• **Stated goal**: Reproduce every line in the listing that contains the word "this".

Figure record extracts:

■ ■ ■ ■

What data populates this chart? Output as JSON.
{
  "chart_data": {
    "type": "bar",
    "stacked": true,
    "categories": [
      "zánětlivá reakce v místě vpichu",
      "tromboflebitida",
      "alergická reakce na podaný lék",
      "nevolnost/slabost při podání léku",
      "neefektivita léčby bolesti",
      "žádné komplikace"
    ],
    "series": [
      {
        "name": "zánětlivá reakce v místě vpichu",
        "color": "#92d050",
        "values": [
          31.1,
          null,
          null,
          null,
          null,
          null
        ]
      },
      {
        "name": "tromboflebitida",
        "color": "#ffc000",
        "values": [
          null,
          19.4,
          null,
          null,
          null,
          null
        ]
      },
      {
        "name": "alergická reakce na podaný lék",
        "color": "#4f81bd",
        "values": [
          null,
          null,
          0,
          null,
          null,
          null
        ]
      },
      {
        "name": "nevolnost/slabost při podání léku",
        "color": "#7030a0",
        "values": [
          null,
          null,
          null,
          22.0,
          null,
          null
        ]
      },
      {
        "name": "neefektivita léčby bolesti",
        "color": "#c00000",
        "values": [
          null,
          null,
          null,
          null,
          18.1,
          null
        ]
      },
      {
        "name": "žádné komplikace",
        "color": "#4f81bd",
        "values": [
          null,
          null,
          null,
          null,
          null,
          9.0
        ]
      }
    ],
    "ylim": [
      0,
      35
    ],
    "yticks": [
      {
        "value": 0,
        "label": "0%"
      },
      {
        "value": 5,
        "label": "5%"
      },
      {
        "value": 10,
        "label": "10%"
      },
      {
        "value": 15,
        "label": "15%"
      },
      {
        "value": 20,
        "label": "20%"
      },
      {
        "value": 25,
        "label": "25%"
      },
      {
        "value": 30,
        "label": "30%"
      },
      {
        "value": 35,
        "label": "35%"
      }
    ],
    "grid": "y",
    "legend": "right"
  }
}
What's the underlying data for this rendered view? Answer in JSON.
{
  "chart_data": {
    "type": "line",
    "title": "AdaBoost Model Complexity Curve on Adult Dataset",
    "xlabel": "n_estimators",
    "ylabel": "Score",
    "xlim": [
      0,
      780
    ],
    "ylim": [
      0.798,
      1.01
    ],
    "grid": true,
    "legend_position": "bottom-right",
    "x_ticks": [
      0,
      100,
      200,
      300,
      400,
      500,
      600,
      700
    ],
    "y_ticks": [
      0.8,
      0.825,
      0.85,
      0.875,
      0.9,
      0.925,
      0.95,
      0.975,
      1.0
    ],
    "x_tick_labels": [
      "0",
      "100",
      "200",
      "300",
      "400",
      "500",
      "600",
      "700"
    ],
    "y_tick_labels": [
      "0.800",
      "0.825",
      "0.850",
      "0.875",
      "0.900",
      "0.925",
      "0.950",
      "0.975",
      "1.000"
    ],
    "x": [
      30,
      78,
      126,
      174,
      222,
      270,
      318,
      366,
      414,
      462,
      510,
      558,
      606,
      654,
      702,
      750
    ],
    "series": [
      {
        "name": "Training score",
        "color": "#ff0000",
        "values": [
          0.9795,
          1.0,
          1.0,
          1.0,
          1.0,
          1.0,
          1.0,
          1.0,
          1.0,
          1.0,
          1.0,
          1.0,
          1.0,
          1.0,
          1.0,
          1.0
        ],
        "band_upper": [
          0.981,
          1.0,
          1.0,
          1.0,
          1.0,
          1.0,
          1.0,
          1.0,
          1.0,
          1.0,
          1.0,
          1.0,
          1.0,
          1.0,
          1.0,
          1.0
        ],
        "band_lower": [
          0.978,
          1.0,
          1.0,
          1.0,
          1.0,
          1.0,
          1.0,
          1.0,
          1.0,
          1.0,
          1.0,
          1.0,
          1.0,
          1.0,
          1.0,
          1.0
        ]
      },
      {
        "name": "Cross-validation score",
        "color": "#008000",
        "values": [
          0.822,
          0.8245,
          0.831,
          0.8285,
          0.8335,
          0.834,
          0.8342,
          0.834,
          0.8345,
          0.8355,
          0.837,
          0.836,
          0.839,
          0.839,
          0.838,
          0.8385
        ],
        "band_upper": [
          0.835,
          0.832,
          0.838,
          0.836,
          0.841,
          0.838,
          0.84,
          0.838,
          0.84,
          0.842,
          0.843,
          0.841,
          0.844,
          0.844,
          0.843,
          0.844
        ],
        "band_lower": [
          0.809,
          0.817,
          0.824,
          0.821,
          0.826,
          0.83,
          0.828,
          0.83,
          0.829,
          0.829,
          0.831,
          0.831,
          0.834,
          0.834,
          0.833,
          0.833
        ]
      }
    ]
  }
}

■ ■ ■ ■

• **Written answer**:
What data populates this chart? Output as JSON.
What's the underlying data for this rendered view? Answer in JSON.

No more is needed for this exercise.